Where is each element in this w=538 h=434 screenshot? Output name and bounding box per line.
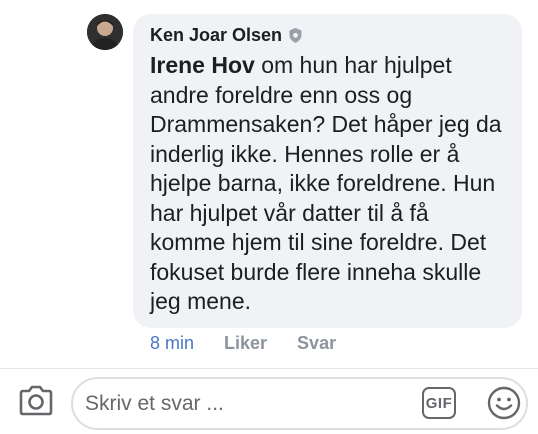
mention-link[interactable]: Irene Hov xyxy=(150,52,255,78)
gif-button[interactable]: GIF xyxy=(422,387,456,419)
shield-icon xyxy=(287,27,304,44)
reply-button[interactable]: Svar xyxy=(297,333,336,354)
avatar-image xyxy=(87,14,123,50)
like-button[interactable]: Liker xyxy=(224,333,267,354)
comment-header: Ken Joar Olsen xyxy=(150,23,508,47)
camera-icon[interactable] xyxy=(17,384,55,418)
smiley-icon[interactable] xyxy=(486,385,522,421)
comment-text: Irene Hov om hun har hjulpet andre forel… xyxy=(150,51,510,317)
comment-bubble: Ken Joar Olsen Irene Hov om hun har hjul… xyxy=(133,14,522,328)
reply-composer: GIF xyxy=(71,377,528,430)
timestamp-link[interactable]: 8 min xyxy=(150,333,194,354)
divider xyxy=(0,368,538,369)
comment-body: om hun har hjulpet andre foreldre enn os… xyxy=(150,52,502,314)
comment-actions: 8 min Liker Svar xyxy=(150,333,336,354)
reply-input[interactable] xyxy=(85,379,415,428)
avatar[interactable] xyxy=(87,14,123,50)
author-name[interactable]: Ken Joar Olsen xyxy=(150,25,282,46)
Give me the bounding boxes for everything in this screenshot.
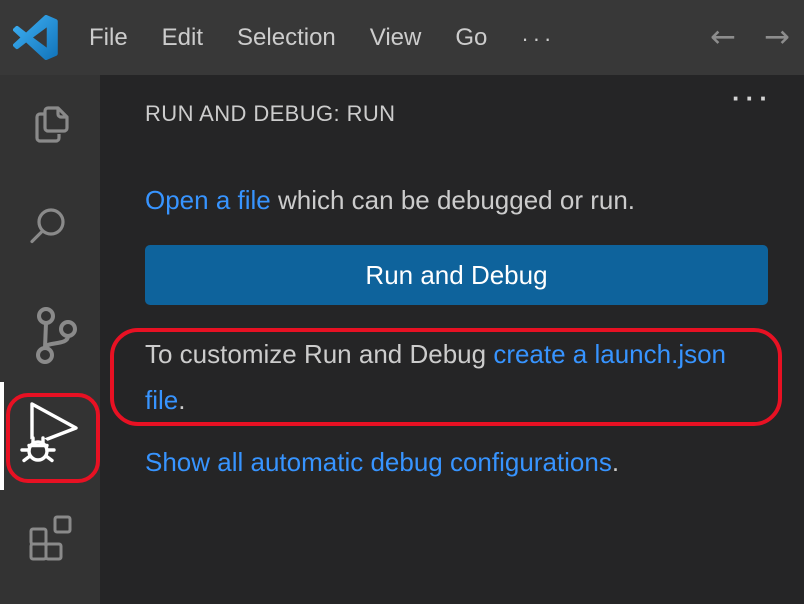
- explorer-files-icon: [25, 100, 77, 152]
- show-all-line: Show all automatic debug configurations.: [145, 447, 619, 478]
- menu-edit[interactable]: Edit: [145, 0, 220, 75]
- source-control-branch-icon: [26, 303, 78, 365]
- panel-more-actions-button[interactable]: ···: [732, 83, 773, 114]
- run-and-debug-button[interactable]: Run and Debug: [145, 245, 768, 305]
- menubar: File Edit Selection View Go ···: [72, 0, 572, 75]
- activitybar-item-source-control[interactable]: [26, 303, 78, 365]
- menu-overflow-button[interactable]: ···: [504, 0, 572, 76]
- search-icon: [24, 201, 76, 253]
- history-navigation: ← →: [706, 0, 794, 75]
- show-all-period: .: [612, 447, 619, 477]
- titlebar: File Edit Selection View Go ··· ← →: [0, 0, 804, 75]
- run-and-debug-icon: [18, 402, 78, 468]
- menu-view[interactable]: View: [353, 0, 439, 75]
- show-all-configurations-link[interactable]: Show all automatic debug configurations: [145, 447, 612, 477]
- open-a-file-link[interactable]: Open a file: [145, 185, 271, 215]
- navigate-back-icon[interactable]: ←: [706, 22, 740, 53]
- menu-file[interactable]: File: [72, 0, 145, 75]
- active-view-indicator: [0, 382, 4, 490]
- menu-selection[interactable]: Selection: [220, 0, 353, 75]
- activity-bar: [0, 75, 100, 604]
- menu-go[interactable]: Go: [438, 0, 504, 75]
- activitybar-item-explorer[interactable]: [25, 100, 77, 152]
- panel-title: RUN AND DEBUG: RUN: [145, 101, 395, 127]
- customize-period: .: [178, 385, 185, 415]
- vscode-window: { "titlebar": { "menu": ["File", "Edit",…: [0, 0, 804, 604]
- create-launch-json-link[interactable]: create a launch.json: [493, 339, 726, 369]
- navigate-forward-icon[interactable]: →: [760, 22, 794, 53]
- intro-text: Open a file which can be debugged or run…: [145, 185, 635, 216]
- extensions-icon: [24, 512, 78, 566]
- customize-text: To customize Run and Debug create a laun…: [145, 331, 785, 423]
- intro-text-rest: which can be debugged or run.: [271, 185, 635, 215]
- activitybar-item-extensions[interactable]: [24, 512, 78, 566]
- run-and-debug-panel: RUN AND DEBUG: RUN ··· Open a file which…: [100, 75, 804, 604]
- activitybar-item-run-and-debug[interactable]: [18, 402, 78, 468]
- create-launch-json-link-line2[interactable]: file: [145, 385, 178, 415]
- activitybar-item-search[interactable]: [24, 201, 76, 253]
- vscode-logo-icon: [13, 15, 58, 60]
- customize-text-pre: To customize Run and Debug: [145, 339, 493, 369]
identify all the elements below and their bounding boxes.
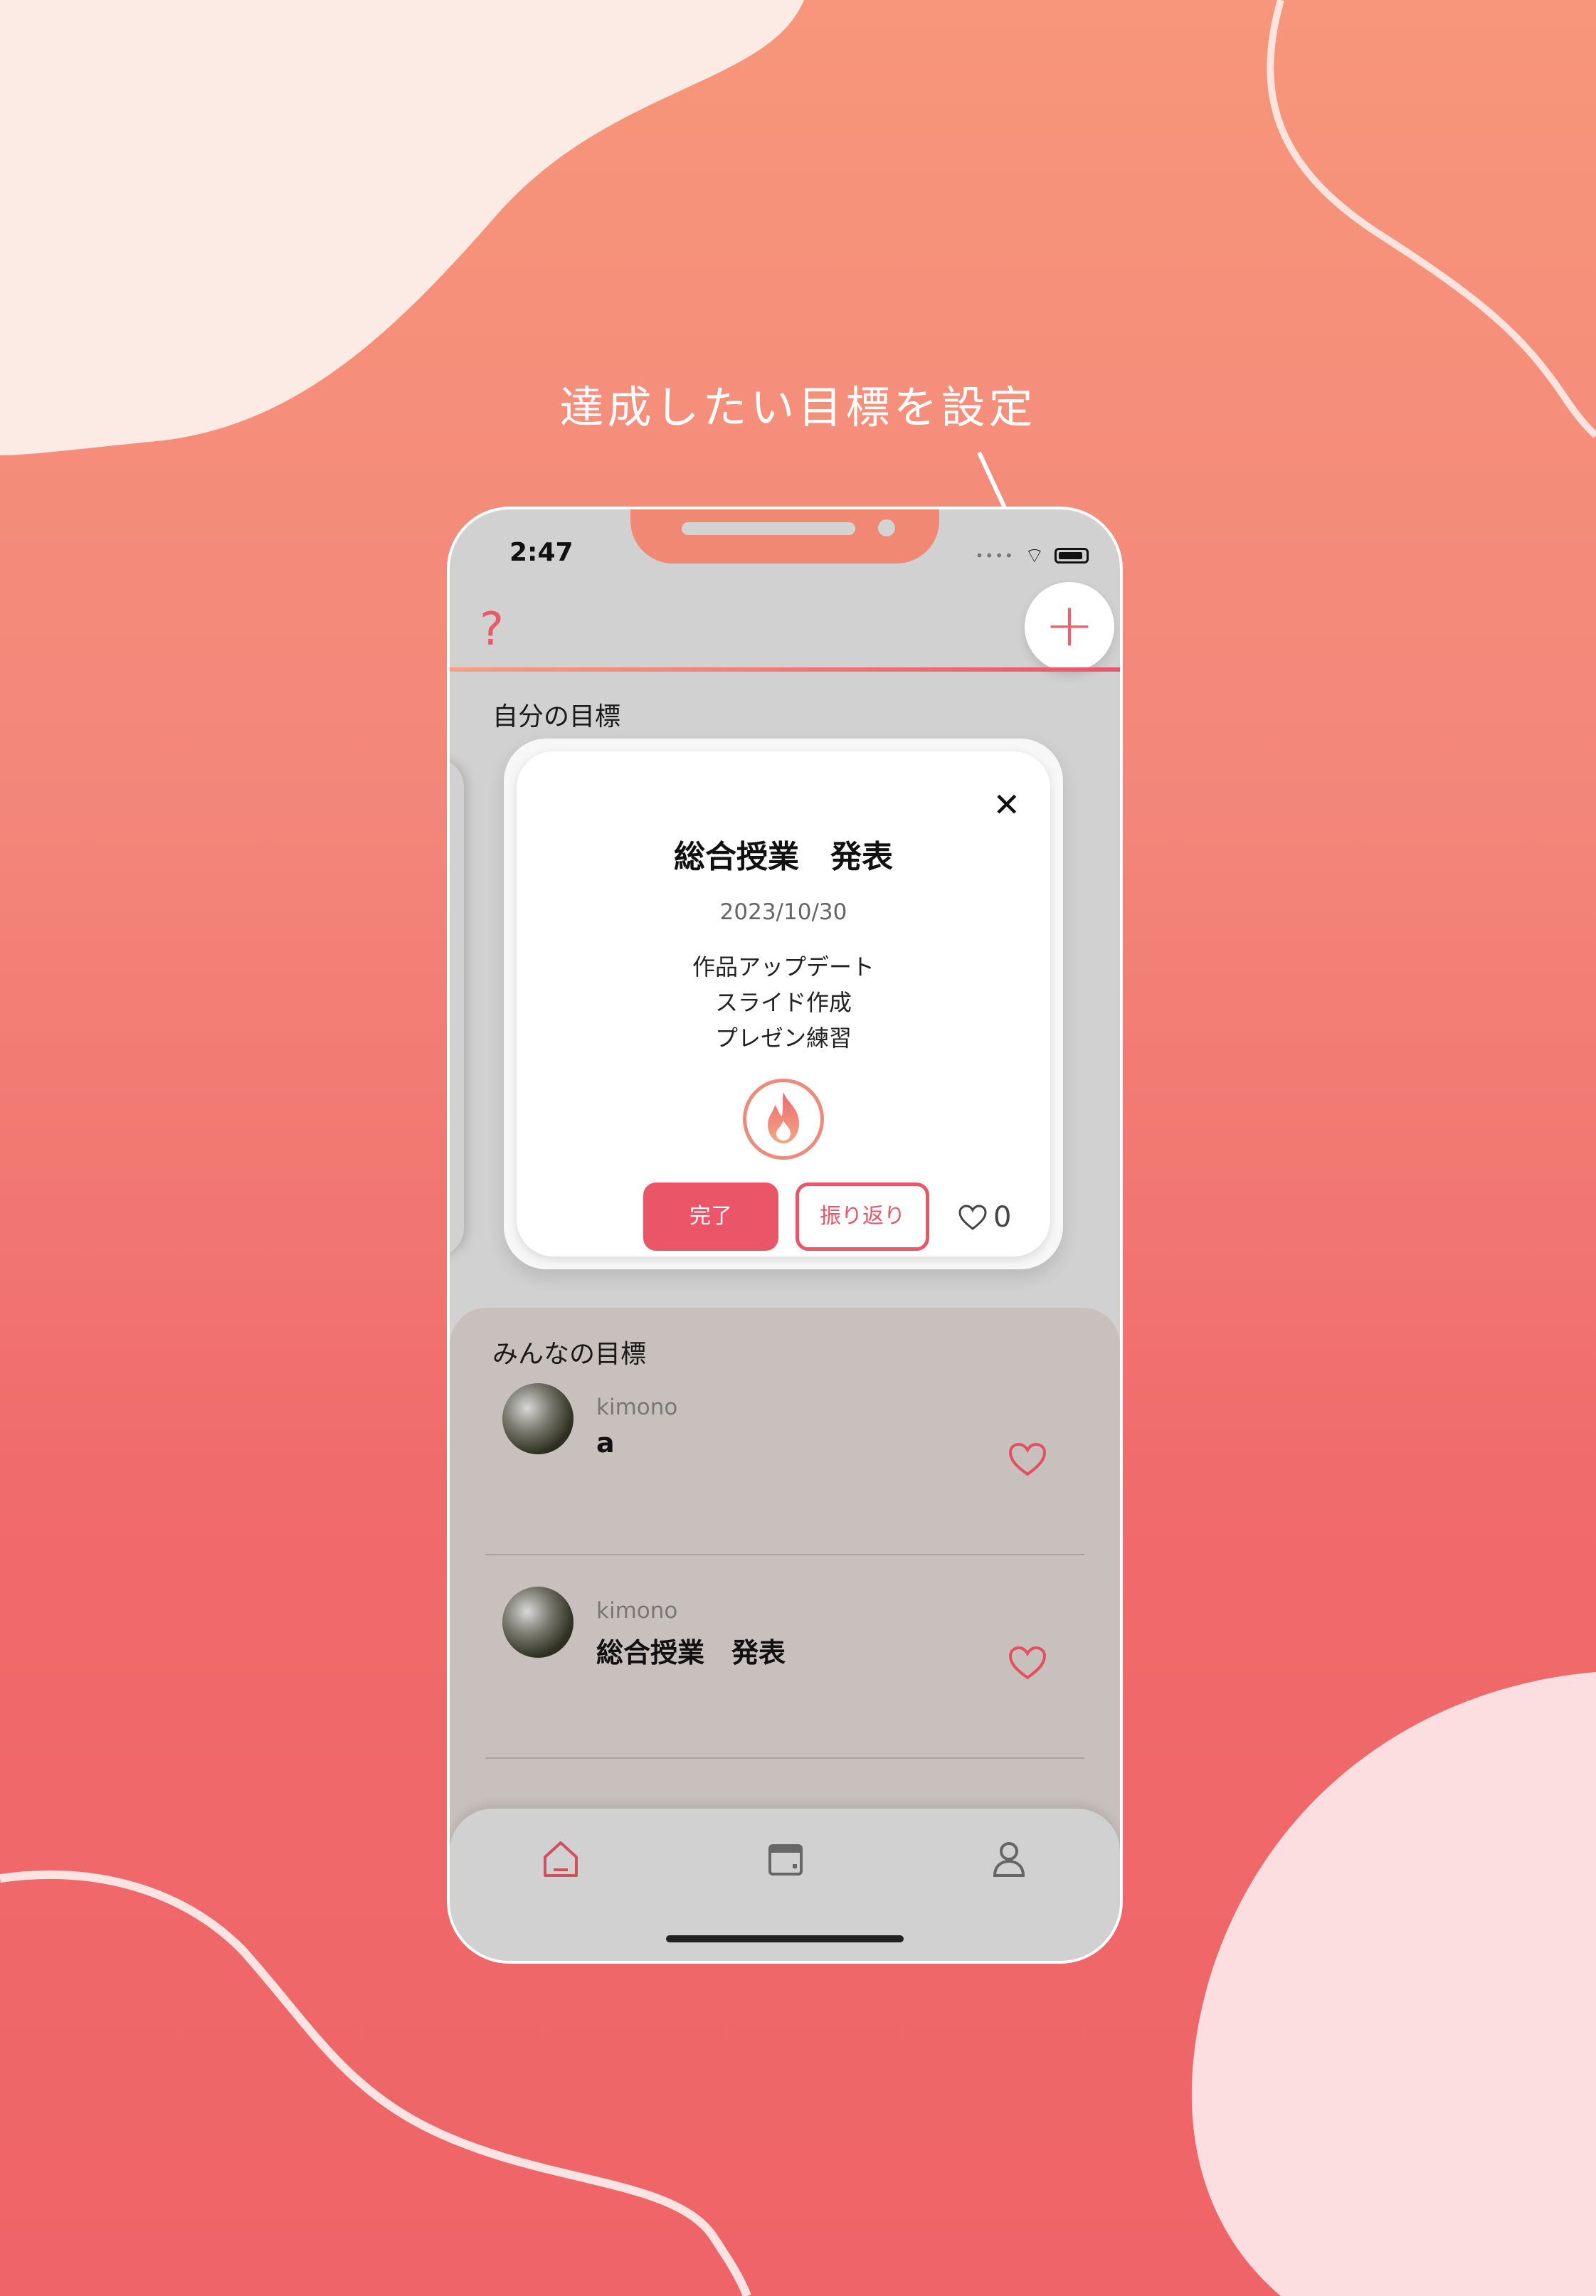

Task details: Reproduce all of the rows above verbatim, leaving out the pictures.

Task solution:
Where is each element in this w=538 h=434 screenshot? Output name and bounding box per line.
mention-link[interactable]: Irene Hov xyxy=(150,52,255,78)
gif-button[interactable]: GIF xyxy=(422,387,456,419)
shield-icon xyxy=(287,27,304,44)
reply-button[interactable]: Svar xyxy=(297,333,336,354)
avatar-image xyxy=(87,14,123,50)
like-button[interactable]: Liker xyxy=(224,333,267,354)
comment-header: Ken Joar Olsen xyxy=(150,23,508,47)
camera-icon[interactable] xyxy=(17,384,55,418)
smiley-icon[interactable] xyxy=(486,385,522,421)
comment-text: Irene Hov om hun har hjulpet andre forel… xyxy=(150,51,510,317)
comment-bubble: Ken Joar Olsen Irene Hov om hun har hjul… xyxy=(133,14,522,328)
reply-composer: GIF xyxy=(71,377,528,430)
timestamp-link[interactable]: 8 min xyxy=(150,333,194,354)
divider xyxy=(0,368,538,369)
comment-body: om hun har hjulpet andre foreldre enn os… xyxy=(150,52,502,314)
comment-actions: 8 min Liker Svar xyxy=(150,333,336,354)
reply-input[interactable] xyxy=(85,379,415,428)
avatar[interactable] xyxy=(87,14,123,50)
author-name[interactable]: Ken Joar Olsen xyxy=(150,25,282,46)
Give me the bounding boxes for everything in this screenshot.
- explorer-files-icon: [25, 100, 77, 152]
- show-all-line: Show all automatic debug configurations.: [145, 447, 619, 478]
- menu-edit[interactable]: Edit: [145, 0, 220, 75]
- source-control-branch-icon: [26, 303, 78, 365]
- panel-more-actions-button[interactable]: ···: [732, 83, 773, 114]
- run-and-debug-button[interactable]: Run and Debug: [145, 245, 768, 305]
- menubar: File Edit Selection View Go ···: [72, 0, 572, 75]
- activitybar-item-source-control[interactable]: [26, 303, 78, 365]
- menu-overflow-button[interactable]: ···: [504, 0, 572, 76]
- search-icon: [24, 201, 76, 253]
- history-navigation: ← →: [706, 0, 794, 75]
- show-all-period: .: [612, 447, 619, 477]
- titlebar: File Edit Selection View Go ··· ← →: [0, 0, 804, 75]
- run-and-debug-icon: [18, 402, 78, 468]
- menu-view[interactable]: View: [353, 0, 439, 75]
- show-all-configurations-link[interactable]: Show all automatic debug configurations: [145, 447, 612, 477]
- open-a-file-link[interactable]: Open a file: [145, 185, 271, 215]
- navigate-back-icon[interactable]: ←: [706, 22, 740, 53]
- menu-file[interactable]: File: [72, 0, 145, 75]
- active-view-indicator: [0, 382, 4, 490]
- menu-selection[interactable]: Selection: [220, 0, 353, 75]
- activity-bar: [0, 75, 100, 604]
- menu-go[interactable]: Go: [438, 0, 504, 75]
- activitybar-item-explorer[interactable]: [25, 100, 77, 152]
- panel-title: RUN AND DEBUG: RUN: [145, 101, 395, 127]
- customize-period: .: [178, 385, 185, 415]
- vscode-window: { "titlebar": { "menu": ["File", "Edit",…: [0, 0, 804, 604]
- create-launch-json-link[interactable]: create a launch.json: [493, 339, 726, 369]
- navigate-forward-icon[interactable]: →: [760, 22, 794, 53]
- intro-text: Open a file which can be debugged or run…: [145, 185, 635, 216]
- extensions-icon: [24, 512, 78, 566]
- customize-text: To customize Run and Debug create a laun…: [145, 331, 785, 423]
- intro-text-rest: which can be debugged or run.: [271, 185, 635, 215]
- activitybar-item-extensions[interactable]: [24, 512, 78, 566]
- run-and-debug-panel: RUN AND DEBUG: RUN ··· Open a file which…: [100, 75, 804, 604]
- activitybar-item-run-and-debug[interactable]: [18, 402, 78, 468]
- create-launch-json-link-line2[interactable]: file: [145, 385, 178, 415]
- activitybar-item-search[interactable]: [24, 201, 76, 253]
- vscode-logo-icon: [13, 15, 58, 60]
- customize-text-pre: To customize Run and Debug: [145, 339, 493, 369]
identify all the elements below and their bounding boxes.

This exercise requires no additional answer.